(Items listed in a dataset)
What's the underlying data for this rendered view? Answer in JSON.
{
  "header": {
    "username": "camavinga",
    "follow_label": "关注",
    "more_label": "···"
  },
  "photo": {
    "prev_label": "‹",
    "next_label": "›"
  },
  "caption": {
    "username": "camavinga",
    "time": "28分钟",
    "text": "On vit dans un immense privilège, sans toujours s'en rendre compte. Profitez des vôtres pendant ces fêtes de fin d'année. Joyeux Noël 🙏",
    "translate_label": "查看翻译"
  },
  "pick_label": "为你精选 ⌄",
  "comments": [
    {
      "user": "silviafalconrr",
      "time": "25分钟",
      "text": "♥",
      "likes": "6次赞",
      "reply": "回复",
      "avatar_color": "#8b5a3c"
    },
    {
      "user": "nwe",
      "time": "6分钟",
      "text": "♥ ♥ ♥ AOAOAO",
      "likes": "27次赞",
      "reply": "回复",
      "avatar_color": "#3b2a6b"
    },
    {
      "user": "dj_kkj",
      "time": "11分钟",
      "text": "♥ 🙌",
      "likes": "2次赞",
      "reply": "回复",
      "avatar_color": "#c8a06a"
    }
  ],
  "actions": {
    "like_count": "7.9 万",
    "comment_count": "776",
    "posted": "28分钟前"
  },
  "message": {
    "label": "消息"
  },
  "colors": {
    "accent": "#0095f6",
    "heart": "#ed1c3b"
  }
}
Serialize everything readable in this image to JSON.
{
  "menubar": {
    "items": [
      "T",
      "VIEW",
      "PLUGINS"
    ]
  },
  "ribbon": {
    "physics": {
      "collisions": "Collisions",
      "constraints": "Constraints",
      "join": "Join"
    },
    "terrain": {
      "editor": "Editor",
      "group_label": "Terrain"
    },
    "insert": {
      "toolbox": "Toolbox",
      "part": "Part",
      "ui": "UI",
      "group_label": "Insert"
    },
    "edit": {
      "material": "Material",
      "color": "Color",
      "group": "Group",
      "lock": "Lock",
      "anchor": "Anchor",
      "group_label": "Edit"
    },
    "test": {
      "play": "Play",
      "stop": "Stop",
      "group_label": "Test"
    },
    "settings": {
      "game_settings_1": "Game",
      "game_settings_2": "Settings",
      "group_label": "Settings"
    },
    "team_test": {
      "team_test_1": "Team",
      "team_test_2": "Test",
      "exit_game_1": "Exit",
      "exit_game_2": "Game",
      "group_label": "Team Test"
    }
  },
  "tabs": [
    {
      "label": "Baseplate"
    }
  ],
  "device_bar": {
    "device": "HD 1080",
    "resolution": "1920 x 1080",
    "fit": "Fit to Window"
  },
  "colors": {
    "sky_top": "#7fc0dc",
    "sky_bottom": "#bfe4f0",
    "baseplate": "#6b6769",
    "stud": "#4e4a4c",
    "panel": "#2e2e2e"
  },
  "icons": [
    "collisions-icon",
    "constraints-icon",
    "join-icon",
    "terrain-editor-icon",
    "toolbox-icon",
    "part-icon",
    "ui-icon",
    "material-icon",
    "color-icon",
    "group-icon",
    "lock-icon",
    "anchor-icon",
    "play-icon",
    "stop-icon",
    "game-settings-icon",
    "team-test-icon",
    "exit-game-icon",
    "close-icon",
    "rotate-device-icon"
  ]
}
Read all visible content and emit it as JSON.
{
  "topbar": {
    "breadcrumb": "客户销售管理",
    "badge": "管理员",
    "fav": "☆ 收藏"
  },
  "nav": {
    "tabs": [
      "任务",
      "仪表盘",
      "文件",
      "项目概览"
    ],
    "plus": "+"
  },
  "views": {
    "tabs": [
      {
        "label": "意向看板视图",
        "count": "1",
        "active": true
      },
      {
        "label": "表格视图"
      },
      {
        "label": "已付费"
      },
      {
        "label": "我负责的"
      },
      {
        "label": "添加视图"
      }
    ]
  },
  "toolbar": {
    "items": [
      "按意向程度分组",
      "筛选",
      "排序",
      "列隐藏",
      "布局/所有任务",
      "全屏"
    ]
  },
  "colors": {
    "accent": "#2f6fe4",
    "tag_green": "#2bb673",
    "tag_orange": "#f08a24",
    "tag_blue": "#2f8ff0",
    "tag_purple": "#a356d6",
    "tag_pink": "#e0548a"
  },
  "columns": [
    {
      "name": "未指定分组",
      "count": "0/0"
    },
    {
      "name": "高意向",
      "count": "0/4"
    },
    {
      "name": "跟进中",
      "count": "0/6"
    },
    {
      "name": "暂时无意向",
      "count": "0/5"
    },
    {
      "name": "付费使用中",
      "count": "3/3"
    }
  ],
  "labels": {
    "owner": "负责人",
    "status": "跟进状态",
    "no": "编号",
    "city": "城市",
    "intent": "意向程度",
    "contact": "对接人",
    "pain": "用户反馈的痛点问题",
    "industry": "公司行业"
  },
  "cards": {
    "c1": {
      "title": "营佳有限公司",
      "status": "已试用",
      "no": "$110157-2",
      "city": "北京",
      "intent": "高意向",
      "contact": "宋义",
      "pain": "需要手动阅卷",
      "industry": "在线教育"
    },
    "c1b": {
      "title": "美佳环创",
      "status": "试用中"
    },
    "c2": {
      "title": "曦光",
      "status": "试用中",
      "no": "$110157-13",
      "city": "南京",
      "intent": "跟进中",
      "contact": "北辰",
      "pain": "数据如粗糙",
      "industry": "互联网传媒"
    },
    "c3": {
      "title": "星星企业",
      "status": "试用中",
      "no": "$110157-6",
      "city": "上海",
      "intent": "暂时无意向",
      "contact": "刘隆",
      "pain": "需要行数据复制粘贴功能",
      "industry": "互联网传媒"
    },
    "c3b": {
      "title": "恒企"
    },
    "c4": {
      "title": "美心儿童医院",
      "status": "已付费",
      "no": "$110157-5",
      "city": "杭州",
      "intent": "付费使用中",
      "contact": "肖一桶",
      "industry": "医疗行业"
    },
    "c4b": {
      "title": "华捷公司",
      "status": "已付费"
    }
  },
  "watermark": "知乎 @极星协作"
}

**Problem**
Repeat the lines above exactly.

**Expected output**
What's the underlying data for this rendered view? Answer in JSON.
{
  "header": {
    "username": "camavinga",
    "follow_label": "关注",
    "more_label": "···"
  },
  "photo": {
    "prev_label": "‹",
    "next_label": "›"
  },
  "caption": {
    "username": "camavinga",
    "time": "28分钟",
    "text": "On vit dans un immense privilège, sans toujours s'en rendre compte. Profitez des vôtres pendant ces fêtes de fin d'année. Joyeux Noël 🙏",
    "translate_label": "查看翻译"
  },
  "pick_label": "为你精选 ⌄",
  "comments": [
    {
      "user": "silviafalconrr",
      "time": "25分钟",
      "text": "♥",
      "likes": "6次赞",
      "reply": "回复",
      "avatar_color": "#8b5a3c"
    },
    {
      "user": "nwe",
      "time": "6分钟",
      "text": "♥ ♥ ♥ AOAOAO",
      "likes": "27次赞",
      "reply": "回复",
      "avatar_color": "#3b2a6b"
    },
    {
      "user": "dj_kkj",
      "time": "11分钟",
      "text": "♥ 🙌",
      "likes": "2次赞",
      "reply": "回复",
      "avatar_color": "#c8a06a"
    }
  ],
  "actions": {
    "like_count": "7.9 万",
    "comment_count": "776",
    "posted": "28分钟前"
  },
  "message": {
    "label": "消息"
  },
  "colors": {
    "accent": "#0095f6",
    "heart": "#ed1c3b"
  }
}
Serialize everything readable in this image to JSON.
{
  "menubar": {
    "items": [
      "T",
      "VIEW",
      "PLUGINS"
    ]
  },
  "ribbon": {
    "physics": {
      "collisions": "Collisions",
      "constraints": "Constraints",
      "join": "Join"
    },
    "terrain": {
      "editor": "Editor",
      "group_label": "Terrain"
    },
    "insert": {
      "toolbox": "Toolbox",
      "part": "Part",
      "ui": "UI",
      "group_label": "Insert"
    },
    "edit": {
      "material": "Material",
      "color": "Color",
      "group": "Group",
      "lock": "Lock",
      "anchor": "Anchor",
      "group_label": "Edit"
    },
    "test": {
      "play": "Play",
      "stop": "Stop",
      "group_label": "Test"
    },
    "settings": {
      "game_settings_1": "Game",
      "game_settings_2": "Settings",
      "group_label": "Settings"
    },
    "team_test": {
      "team_test_1": "Team",
      "team_test_2": "Test",
      "exit_game_1": "Exit",
      "exit_game_2": "Game",
      "group_label": "Team Test"
    }
  },
  "tabs": [
    {
      "label": "Baseplate"
    }
  ],
  "device_bar": {
    "device": "HD 1080",
    "resolution": "1920 x 1080",
    "fit": "Fit to Window"
  },
  "colors": {
    "sky_top": "#7fc0dc",
    "sky_bottom": "#bfe4f0",
    "baseplate": "#6b6769",
    "stud": "#4e4a4c",
    "panel": "#2e2e2e"
  },
  "icons": [
    "collisions-icon",
    "constraints-icon",
    "join-icon",
    "terrain-editor-icon",
    "toolbox-icon",
    "part-icon",
    "ui-icon",
    "material-icon",
    "color-icon",
    "group-icon",
    "lock-icon",
    "anchor-icon",
    "play-icon",
    "stop-icon",
    "game-settings-icon",
    "team-test-icon",
    "exit-game-icon",
    "close-icon",
    "rotate-device-icon"
  ]
}
Read all visible content and emit it as JSON.
{
  "topbar": {
    "breadcrumb": "客户销售管理",
    "badge": "管理员",
    "fav": "☆ 收藏"
  },
  "nav": {
    "tabs": [
      "任务",
      "仪表盘",
      "文件",
      "项目概览"
    ],
    "plus": "+"
  },
  "views": {
    "tabs": [
      {
        "label": "意向看板视图",
        "count": "1",
        "active": true
      },
      {
        "label": "表格视图"
      },
      {
        "label": "已付费"
      },
      {
        "label": "我负责的"
      },
      {
        "label": "添加视图"
      }
    ]
  },
  "toolbar": {
    "items": [
      "按意向程度分组",
      "筛选",
      "排序",
      "列隐藏",
      "布局/所有任务",
      "全屏"
    ]
  },
  "colors": {
    "accent": "#2f6fe4",
    "tag_green": "#2bb673",
    "tag_orange": "#f08a24",
    "tag_blue": "#2f8ff0",
    "tag_purple": "#a356d6",
    "tag_pink": "#e0548a"
  },
  "columns": [
    {
      "name": "未指定分组",
      "count": "0/0"
    },
    {
      "name": "高意向",
      "count": "0/4"
    },
    {
      "name": "跟进中",
      "count": "0/6"
    },
    {
      "name": "暂时无意向",
      "count": "0/5"
    },
    {
      "name": "付费使用中",
      "count": "3/3"
    }
  ],
  "labels": {
    "owner": "负责人",
    "status": "跟进状态",
    "no": "编号",
    "city": "城市",
    "intent": "意向程度",
    "contact": "对接人",
    "pain": "用户反馈的痛点问题",
    "industry": "公司行业"
  },
  "cards": {
    "c1": {
      "title": "营佳有限公司",
      "status": "已试用",
      "no": "$110157-2",
      "city": "北京",
      "intent": "高意向",
      "contact": "宋义",
      "pain": "需要手动阅卷",
      "industry": "在线教育"
    },
    "c1b": {
      "title": "美佳环创",
      "status": "试用中"
    },
    "c2": {
      "title": "曦光",
      "status": "试用中",
      "no": "$110157-13",
      "city": "南京",
      "intent": "跟进中",
      "contact": "北辰",
      "pain": "数据如粗糙",
      "industry": "互联网传媒"
    },
    "c3": {
      "title": "星星企业",
      "status": "试用中",
      "no": "$110157-6",
      "city": "上海",
      "intent": "暂时无意向",
      "contact": "刘隆",
      "pain": "需要行数据复制粘贴功能",
      "industry": "互联网传媒"
    },
    "c3b": {
      "title": "恒企"
    },
    "c4": {
      "title": "美心儿童医院",
      "status": "已付费",
      "no": "$110157-5",
      "city": "杭州",
      "intent": "付费使用中",
      "contact": "肖一桶",
      "industry": "医疗行业"
    },
    "c4b": {
      "title": "华捷公司",
      "status": "已付费"
    }
  },
  "watermark": "知乎 @极星协作"
}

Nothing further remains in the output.